:: YOUR INSTRUCTIONS ::
Every entry needs to be reproduced exactly.

──────

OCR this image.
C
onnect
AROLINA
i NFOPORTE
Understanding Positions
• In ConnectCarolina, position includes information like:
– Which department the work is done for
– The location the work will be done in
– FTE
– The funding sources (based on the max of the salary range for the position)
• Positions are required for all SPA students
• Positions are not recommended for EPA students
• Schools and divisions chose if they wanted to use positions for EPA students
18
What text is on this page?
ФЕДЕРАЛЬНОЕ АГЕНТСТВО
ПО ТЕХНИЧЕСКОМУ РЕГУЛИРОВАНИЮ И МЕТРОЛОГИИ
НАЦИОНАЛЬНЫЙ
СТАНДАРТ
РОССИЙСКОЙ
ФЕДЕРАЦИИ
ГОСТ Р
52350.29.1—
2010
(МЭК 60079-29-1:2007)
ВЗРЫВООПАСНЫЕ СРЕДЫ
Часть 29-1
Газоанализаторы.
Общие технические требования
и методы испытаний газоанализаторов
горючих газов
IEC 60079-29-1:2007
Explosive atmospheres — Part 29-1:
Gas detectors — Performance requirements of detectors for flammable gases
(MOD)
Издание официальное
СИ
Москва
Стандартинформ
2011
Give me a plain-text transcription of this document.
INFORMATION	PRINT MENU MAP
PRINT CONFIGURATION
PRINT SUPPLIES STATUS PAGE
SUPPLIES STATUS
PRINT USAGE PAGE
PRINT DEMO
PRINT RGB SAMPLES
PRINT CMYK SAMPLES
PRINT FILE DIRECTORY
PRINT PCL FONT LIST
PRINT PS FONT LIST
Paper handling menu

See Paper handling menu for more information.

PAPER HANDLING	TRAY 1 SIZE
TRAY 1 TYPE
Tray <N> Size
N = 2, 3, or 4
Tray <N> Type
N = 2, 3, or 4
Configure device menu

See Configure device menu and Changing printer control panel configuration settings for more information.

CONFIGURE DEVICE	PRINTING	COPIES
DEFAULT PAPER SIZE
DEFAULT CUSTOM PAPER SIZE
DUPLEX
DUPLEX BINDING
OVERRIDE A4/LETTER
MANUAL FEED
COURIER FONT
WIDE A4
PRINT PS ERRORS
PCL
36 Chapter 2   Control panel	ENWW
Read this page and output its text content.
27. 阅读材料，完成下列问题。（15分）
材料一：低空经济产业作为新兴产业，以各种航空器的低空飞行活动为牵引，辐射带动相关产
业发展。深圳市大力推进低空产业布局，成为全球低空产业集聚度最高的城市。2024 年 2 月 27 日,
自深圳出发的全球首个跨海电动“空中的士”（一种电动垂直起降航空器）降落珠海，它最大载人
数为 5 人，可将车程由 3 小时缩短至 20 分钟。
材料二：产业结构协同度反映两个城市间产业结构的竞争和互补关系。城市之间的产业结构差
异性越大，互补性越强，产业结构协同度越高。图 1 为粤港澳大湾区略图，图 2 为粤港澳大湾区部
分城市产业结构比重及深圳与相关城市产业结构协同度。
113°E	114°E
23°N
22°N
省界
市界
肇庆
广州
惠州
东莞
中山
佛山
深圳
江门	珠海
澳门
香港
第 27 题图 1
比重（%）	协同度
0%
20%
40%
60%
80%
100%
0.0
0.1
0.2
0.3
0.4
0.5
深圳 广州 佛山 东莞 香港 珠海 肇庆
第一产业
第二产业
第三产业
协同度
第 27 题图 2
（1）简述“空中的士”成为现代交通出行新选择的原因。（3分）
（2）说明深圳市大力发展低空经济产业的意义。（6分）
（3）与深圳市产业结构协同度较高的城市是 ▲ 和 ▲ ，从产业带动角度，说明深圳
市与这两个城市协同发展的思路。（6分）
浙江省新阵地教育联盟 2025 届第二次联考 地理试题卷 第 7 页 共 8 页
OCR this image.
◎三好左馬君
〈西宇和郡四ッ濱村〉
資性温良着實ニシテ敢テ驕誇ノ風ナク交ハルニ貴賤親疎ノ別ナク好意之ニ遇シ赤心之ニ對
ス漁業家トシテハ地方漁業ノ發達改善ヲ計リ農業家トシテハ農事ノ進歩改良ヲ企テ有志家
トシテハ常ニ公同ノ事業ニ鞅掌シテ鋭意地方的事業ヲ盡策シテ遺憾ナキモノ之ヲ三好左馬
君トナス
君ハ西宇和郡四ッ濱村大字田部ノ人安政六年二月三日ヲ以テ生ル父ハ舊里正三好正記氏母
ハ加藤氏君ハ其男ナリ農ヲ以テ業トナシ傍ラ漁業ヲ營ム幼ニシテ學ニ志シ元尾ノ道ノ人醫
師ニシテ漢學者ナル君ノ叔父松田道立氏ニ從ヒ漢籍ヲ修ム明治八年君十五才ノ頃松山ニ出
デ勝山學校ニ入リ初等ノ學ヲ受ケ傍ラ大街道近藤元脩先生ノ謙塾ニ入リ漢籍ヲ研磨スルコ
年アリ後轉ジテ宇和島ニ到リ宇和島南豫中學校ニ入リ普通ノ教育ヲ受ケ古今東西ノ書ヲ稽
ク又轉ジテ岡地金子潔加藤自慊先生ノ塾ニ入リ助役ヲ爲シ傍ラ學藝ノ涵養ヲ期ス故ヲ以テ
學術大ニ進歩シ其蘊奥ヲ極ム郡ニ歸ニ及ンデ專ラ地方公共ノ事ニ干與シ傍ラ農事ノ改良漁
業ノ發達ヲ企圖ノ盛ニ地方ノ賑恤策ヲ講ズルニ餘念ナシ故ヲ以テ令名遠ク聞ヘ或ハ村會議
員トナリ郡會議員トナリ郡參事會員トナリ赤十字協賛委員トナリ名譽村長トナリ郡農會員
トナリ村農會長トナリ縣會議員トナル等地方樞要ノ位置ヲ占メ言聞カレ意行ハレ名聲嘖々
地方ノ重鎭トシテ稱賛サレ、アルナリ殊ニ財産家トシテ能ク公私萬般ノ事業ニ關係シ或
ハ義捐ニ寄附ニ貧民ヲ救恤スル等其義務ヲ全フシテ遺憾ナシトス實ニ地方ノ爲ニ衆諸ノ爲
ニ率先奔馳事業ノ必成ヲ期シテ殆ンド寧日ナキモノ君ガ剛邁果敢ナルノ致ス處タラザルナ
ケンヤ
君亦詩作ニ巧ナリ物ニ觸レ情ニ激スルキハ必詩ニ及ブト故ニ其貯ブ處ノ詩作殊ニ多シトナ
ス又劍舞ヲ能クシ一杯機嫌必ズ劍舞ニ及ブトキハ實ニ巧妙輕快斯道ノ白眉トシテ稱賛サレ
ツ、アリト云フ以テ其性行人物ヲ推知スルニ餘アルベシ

──────

:: FINISHED TASK ::
OCR this image.
C
onnect
AROLINA
i NFOPORTE
Understanding Positions
• In ConnectCarolina, position includes information like:
– Which department the work is done for
– The location the work will be done in
– FTE
– The funding sources (based on the max of the salary range for the position)
• Positions are required for all SPA students
• Positions are not recommended for EPA students
• Schools and divisions chose if they wanted to use positions for EPA students
18
What text is on this page?
ФЕДЕРАЛЬНОЕ АГЕНТСТВО
ПО ТЕХНИЧЕСКОМУ РЕГУЛИРОВАНИЮ И МЕТРОЛОГИИ
НАЦИОНАЛЬНЫЙ
СТАНДАРТ
РОССИЙСКОЙ
ФЕДЕРАЦИИ
ГОСТ Р
52350.29.1—
2010
(МЭК 60079-29-1:2007)
ВЗРЫВООПАСНЫЕ СРЕДЫ
Часть 29-1
Газоанализаторы.
Общие технические требования
и методы испытаний газоанализаторов
горючих газов
IEC 60079-29-1:2007
Explosive atmospheres — Part 29-1:
Gas detectors — Performance requirements of detectors for flammable gases
(MOD)
Издание официальное
СИ
Москва
Стандартинформ
2011
Give me a plain-text transcription of this document.
INFORMATION	PRINT MENU MAP
PRINT CONFIGURATION
PRINT SUPPLIES STATUS PAGE
SUPPLIES STATUS
PRINT USAGE PAGE
PRINT DEMO
PRINT RGB SAMPLES
PRINT CMYK SAMPLES
PRINT FILE DIRECTORY
PRINT PCL FONT LIST
PRINT PS FONT LIST
Paper handling menu

See Paper handling menu for more information.

PAPER HANDLING	TRAY 1 SIZE
TRAY 1 TYPE
Tray <N> Size
N = 2, 3, or 4
Tray <N> Type
N = 2, 3, or 4
Configure device menu

See Configure device menu and Changing printer control panel configuration settings for more information.

CONFIGURE DEVICE	PRINTING	COPIES
DEFAULT PAPER SIZE
DEFAULT CUSTOM PAPER SIZE
DUPLEX
DUPLEX BINDING
OVERRIDE A4/LETTER
MANUAL FEED
COURIER FONT
WIDE A4
PRINT PS ERRORS
PCL
36 Chapter 2   Control panel	ENWW
Read this page and output its text content.
27. 阅读材料，完成下列问题。（15分）
材料一：低空经济产业作为新兴产业，以各种航空器的低空飞行活动为牵引，辐射带动相关产
业发展。深圳市大力推进低空产业布局，成为全球低空产业集聚度最高的城市。2024 年 2 月 27 日,
自深圳出发的全球首个跨海电动“空中的士”（一种电动垂直起降航空器）降落珠海，它最大载人
数为 5 人，可将车程由 3 小时缩短至 20 分钟。
材料二：产业结构协同度反映两个城市间产业结构的竞争和互补关系。城市之间的产业结构差
异性越大，互补性越强，产业结构协同度越高。图 1 为粤港澳大湾区略图，图 2 为粤港澳大湾区部
分城市产业结构比重及深圳与相关城市产业结构协同度。
113°E	114°E
23°N
22°N
省界
市界
肇庆
广州
惠州
东莞
中山
佛山
深圳
江门	珠海
澳门
香港
第 27 题图 1
比重（%）	协同度
0%
20%
40%
60%
80%
100%
0.0
0.1
0.2
0.3
0.4
0.5
深圳 广州 佛山 东莞 香港 珠海 肇庆
第一产业
第二产业
第三产业
协同度
第 27 题图 2
（1）简述“空中的士”成为现代交通出行新选择的原因。（3分）
（2）说明深圳市大力发展低空经济产业的意义。（6分）
（3）与深圳市产业结构协同度较高的城市是 ▲ 和 ▲ ，从产业带动角度，说明深圳
市与这两个城市协同发展的思路。（6分）
浙江省新阵地教育联盟 2025 届第二次联考 地理试题卷 第 7 页 共 8 页
OCR this image.
◎三好左馬君
〈西宇和郡四ッ濱村〉
資性温良着實ニシテ敢テ驕誇ノ風ナク交ハルニ貴賤親疎ノ別ナク好意之ニ遇シ赤心之ニ對
ス漁業家トシテハ地方漁業ノ發達改善ヲ計リ農業家トシテハ農事ノ進歩改良ヲ企テ有志家
トシテハ常ニ公同ノ事業ニ鞅掌シテ鋭意地方的事業ヲ盡策シテ遺憾ナキモノ之ヲ三好左馬
君トナス
君ハ西宇和郡四ッ濱村大字田部ノ人安政六年二月三日ヲ以テ生ル父ハ舊里正三好正記氏母
ハ加藤氏君ハ其男ナリ農ヲ以テ業トナシ傍ラ漁業ヲ營ム幼ニシテ學ニ志シ元尾ノ道ノ人醫
師ニシテ漢學者ナル君ノ叔父松田道立氏ニ從ヒ漢籍ヲ修ム明治八年君十五才ノ頃松山ニ出
デ勝山學校ニ入リ初等ノ學ヲ受ケ傍ラ大街道近藤元脩先生ノ謙塾ニ入リ漢籍ヲ研磨スルコ
年アリ後轉ジテ宇和島ニ到リ宇和島南豫中學校ニ入リ普通ノ教育ヲ受ケ古今東西ノ書ヲ稽
ク又轉ジテ岡地金子潔加藤自慊先生ノ塾ニ入リ助役ヲ爲シ傍ラ學藝ノ涵養ヲ期ス故ヲ以テ
學術大ニ進歩シ其蘊奥ヲ極ム郡ニ歸ニ及ンデ專ラ地方公共ノ事ニ干與シ傍ラ農事ノ改良漁
業ノ發達ヲ企圖ノ盛ニ地方ノ賑恤策ヲ講ズルニ餘念ナシ故ヲ以テ令名遠ク聞ヘ或ハ村會議
員トナリ郡會議員トナリ郡參事會員トナリ赤十字協賛委員トナリ名譽村長トナリ郡農會員
トナリ村農會長トナリ縣會議員トナル等地方樞要ノ位置ヲ占メ言聞カレ意行ハレ名聲嘖々
地方ノ重鎭トシテ稱賛サレ、アルナリ殊ニ財産家トシテ能ク公私萬般ノ事業ニ關係シ或
ハ義捐ニ寄附ニ貧民ヲ救恤スル等其義務ヲ全フシテ遺憾ナシトス實ニ地方ノ爲ニ衆諸ノ爲
ニ率先奔馳事業ノ必成ヲ期シテ殆ンド寧日ナキモノ君ガ剛邁果敢ナルノ致ス處タラザルナ
ケンヤ
君亦詩作ニ巧ナリ物ニ觸レ情ニ激スルキハ必詩ニ及ブト故ニ其貯ブ處ノ詩作殊ニ多シトナ
ス又劍舞ヲ能クシ一杯機嫌必ズ劍舞ニ及ブトキハ實ニ巧妙輕快斯道ノ白眉トシテ稱賛サレ
ツ、アリト云フ以テ其性行人物ヲ推知スルニ餘アルベシ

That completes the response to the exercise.